Start of Text segment

Author: Dale Bailey
Title: “Death and Suffrage”
Anthology: "The Living Dead" [Title Post]
Position: 3
Length: 30 pages
Third in the anthology “The Living Dead”, “Death and Suffrage” has an unlikely title for a zombie story and takes an unlikely angle to zombies. Dale Bailey says it himself in his bio that he likes to write weird stories and “Death and Suffrage” fits the category perfectly.
The undead have risen. Scary, silent and blank and they don’t eat people. They don’t cause mayhem in the apocalyptic sense, nor have they any intention to. The puzzling thing is that all they want to do is vote Grant Burton for president. The presidential election is a field day for the American politicians and as each four year mandate comes to an end, campaigns rise as bulky giants to cast their shadows across the nation in order to win over more votes. Robert has fully emerged in the neck-to-neck race to support Burton until a talk show fiasco triggers a Romero effect. In this new situation the people in politics have to reevaluate the rules, the system and values such as justice and the morality of society. At least this is how I perceive the thought-provoking usage of the undead.

End of Text segment
Start of Stored data

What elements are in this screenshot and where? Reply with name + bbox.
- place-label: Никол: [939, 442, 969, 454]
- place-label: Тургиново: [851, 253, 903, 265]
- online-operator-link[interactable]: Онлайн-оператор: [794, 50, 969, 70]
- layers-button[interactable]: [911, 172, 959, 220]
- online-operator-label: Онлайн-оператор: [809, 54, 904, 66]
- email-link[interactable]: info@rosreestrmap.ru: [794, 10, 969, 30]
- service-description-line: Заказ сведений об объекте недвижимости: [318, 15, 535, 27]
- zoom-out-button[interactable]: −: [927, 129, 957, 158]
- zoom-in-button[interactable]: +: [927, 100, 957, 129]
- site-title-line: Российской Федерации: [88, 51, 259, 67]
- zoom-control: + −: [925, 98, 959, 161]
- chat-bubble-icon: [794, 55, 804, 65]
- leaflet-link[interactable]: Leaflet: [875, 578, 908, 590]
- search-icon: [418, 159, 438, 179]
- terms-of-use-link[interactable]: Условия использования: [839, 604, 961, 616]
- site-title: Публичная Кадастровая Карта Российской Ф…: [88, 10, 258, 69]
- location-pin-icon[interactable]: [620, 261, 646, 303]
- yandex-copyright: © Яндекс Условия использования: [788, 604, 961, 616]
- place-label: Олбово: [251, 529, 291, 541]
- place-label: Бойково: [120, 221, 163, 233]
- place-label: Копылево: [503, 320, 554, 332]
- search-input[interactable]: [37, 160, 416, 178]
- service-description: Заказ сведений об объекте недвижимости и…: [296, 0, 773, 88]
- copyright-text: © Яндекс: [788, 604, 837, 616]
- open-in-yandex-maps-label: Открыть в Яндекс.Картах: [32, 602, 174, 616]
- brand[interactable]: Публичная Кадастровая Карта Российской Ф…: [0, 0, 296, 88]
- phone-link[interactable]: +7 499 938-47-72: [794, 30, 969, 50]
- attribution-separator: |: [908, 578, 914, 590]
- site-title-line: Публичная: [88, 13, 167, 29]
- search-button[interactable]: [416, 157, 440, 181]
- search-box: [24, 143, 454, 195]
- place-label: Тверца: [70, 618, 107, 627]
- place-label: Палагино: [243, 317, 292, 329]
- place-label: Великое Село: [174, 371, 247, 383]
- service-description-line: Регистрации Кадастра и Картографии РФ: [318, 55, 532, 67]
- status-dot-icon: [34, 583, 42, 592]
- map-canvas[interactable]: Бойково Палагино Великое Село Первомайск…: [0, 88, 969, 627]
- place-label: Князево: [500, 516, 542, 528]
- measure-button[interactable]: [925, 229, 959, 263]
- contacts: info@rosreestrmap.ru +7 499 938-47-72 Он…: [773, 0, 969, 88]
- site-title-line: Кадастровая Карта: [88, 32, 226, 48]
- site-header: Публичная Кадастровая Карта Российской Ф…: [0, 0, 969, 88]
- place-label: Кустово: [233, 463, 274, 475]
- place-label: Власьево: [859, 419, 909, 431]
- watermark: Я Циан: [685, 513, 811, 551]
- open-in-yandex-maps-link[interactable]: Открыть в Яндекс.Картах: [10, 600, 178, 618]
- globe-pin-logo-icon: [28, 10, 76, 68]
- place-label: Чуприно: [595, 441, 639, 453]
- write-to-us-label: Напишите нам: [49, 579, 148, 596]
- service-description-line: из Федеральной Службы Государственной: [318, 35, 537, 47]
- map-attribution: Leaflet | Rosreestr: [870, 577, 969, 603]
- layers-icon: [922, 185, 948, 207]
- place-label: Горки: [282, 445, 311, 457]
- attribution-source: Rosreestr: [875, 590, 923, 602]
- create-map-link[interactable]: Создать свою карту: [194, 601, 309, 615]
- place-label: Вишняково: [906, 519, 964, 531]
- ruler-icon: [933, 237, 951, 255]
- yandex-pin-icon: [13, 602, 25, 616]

End of Stored data

**What you need to do:** According to the review of the zombie story, are these statements true? Answer yes or no for each, and quote the review's words that decide it. (a) The undead in the story eat people. (b) The story is third in its anthology. (c) The undead want to vote for Grant Burton for president. You can set the records aside.

**Result below:**
(a) No: "they don’t eat people."
(b) Yes: "Third in the anthology “The Living Dead”"
(c) Yes: "all they want to do is vote Grant Burton for president."